» TASK OBJECTIVE: Copy all the material that follows, keeping every character the same.
______________________________
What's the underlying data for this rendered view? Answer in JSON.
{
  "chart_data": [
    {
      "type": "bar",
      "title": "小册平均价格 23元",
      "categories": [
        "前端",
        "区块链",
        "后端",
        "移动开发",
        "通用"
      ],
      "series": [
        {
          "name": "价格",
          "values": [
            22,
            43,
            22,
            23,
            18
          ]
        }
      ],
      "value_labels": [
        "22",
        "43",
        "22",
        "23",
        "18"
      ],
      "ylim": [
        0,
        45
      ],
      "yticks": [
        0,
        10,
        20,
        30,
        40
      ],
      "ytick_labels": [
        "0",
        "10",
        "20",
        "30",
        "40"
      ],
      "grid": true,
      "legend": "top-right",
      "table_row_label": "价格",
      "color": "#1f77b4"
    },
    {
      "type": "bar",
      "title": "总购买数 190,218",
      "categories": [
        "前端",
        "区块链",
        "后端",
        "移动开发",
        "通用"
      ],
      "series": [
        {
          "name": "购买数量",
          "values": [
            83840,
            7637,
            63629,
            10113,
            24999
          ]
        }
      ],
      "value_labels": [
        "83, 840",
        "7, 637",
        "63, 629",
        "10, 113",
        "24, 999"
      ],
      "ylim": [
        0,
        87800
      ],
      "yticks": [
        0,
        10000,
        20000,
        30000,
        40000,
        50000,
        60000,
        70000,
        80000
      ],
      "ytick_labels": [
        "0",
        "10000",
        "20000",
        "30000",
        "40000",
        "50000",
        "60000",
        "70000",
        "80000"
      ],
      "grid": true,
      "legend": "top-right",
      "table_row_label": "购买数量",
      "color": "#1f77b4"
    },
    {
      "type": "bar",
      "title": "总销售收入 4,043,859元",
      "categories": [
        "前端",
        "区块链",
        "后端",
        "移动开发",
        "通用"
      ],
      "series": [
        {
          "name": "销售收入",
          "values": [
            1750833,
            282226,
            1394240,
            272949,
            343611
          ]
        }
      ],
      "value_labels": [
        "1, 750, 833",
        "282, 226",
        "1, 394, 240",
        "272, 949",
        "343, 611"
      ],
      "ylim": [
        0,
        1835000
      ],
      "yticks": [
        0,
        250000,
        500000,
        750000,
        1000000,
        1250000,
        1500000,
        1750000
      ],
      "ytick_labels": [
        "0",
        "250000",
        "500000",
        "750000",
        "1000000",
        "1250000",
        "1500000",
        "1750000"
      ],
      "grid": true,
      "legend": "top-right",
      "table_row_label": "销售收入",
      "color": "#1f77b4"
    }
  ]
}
______________________________
» RESULT OF THE TASK:
What's the underlying data for this rendered view? Answer in JSON.
{
  "chart_data": [
    {
      "type": "bar",
      "title": "小册平均价格 23元",
      "categories": [
        "前端",
        "区块链",
        "后端",
        "移动开发",
        "通用"
      ],
      "series": [
        {
          "name": "价格",
          "values": [
            22,
            43,
            22,
            23,
            18
          ]
        }
      ],
      "value_labels": [
        "22",
        "43",
        "22",
        "23",
        "18"
      ],
      "ylim": [
        0,
        45
      ],
      "yticks": [
        0,
        10,
        20,
        30,
        40
      ],
      "ytick_labels": [
        "0",
        "10",
        "20",
        "30",
        "40"
      ],
      "grid": true,
      "legend": "top-right",
      "table_row_label": "价格",
      "color": "#1f77b4"
    },
    {
      "type": "bar",
      "title": "总购买数 190,218",
      "categories": [
        "前端",
        "区块链",
        "后端",
        "移动开发",
        "通用"
      ],
      "series": [
        {
          "name": "购买数量",
          "values": [
            83840,
            7637,
            63629,
            10113,
            24999
          ]
        }
      ],
      "value_labels": [
        "83, 840",
        "7, 637",
        "63, 629",
        "10, 113",
        "24, 999"
      ],
      "ylim": [
        0,
        87800
      ],
      "yticks": [
        0,
        10000,
        20000,
        30000,
        40000,
        50000,
        60000,
        70000,
        80000
      ],
      "ytick_labels": [
        "0",
        "10000",
        "20000",
        "30000",
        "40000",
        "50000",
        "60000",
        "70000",
        "80000"
      ],
      "grid": true,
      "legend": "top-right",
      "table_row_label": "购买数量",
      "color": "#1f77b4"
    },
    {
      "type": "bar",
      "title": "总销售收入 4,043,859元",
      "categories": [
        "前端",
        "区块链",
        "后端",
        "移动开发",
        "通用"
      ],
      "series": [
        {
          "name": "销售收入",
          "values": [
            1750833,
            282226,
            1394240,
            272949,
            343611
          ]
        }
      ],
      "value_labels": [
        "1, 750, 833",
        "282, 226",
        "1, 394, 240",
        "272, 949",
        "343, 611"
      ],
      "ylim": [
        0,
        1835000
      ],
      "yticks": [
        0,
        250000,
        500000,
        750000,
        1000000,
        1250000,
        1500000,
        1750000
      ],
      "ytick_labels": [
        "0",
        "250000",
        "500000",
        "750000",
        "1000000",
        "1250000",
        "1500000",
        "1750000"
      ],
      "grid": true,
      "legend": "top-right",
      "table_row_label": "销售收入",
      "color": "#1f77b4"
    }
  ]
}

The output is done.